◆ Figure content listings:
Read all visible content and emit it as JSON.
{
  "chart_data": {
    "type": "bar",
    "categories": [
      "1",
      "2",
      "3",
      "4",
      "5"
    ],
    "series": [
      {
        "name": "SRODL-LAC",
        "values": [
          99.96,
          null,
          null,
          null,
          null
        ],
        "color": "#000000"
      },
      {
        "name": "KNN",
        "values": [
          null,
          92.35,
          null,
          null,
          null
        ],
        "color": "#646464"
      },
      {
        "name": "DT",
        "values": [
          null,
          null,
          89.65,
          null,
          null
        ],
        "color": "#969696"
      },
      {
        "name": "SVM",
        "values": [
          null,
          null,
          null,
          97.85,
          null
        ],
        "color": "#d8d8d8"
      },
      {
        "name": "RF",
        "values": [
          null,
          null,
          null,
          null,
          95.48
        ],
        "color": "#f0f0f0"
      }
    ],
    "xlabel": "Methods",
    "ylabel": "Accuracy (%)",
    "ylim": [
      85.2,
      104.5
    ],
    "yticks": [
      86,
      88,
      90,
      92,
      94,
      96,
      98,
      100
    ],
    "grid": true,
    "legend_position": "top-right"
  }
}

◆ What this task involves: Scan the records for the string "color". Copy each line in which it appears.

◆ The output:
        "color": "#000000"
        "color": "#646464"
        "color": "#969696"
        "color": "#d8d8d8"
        "color": "#f0f0f0"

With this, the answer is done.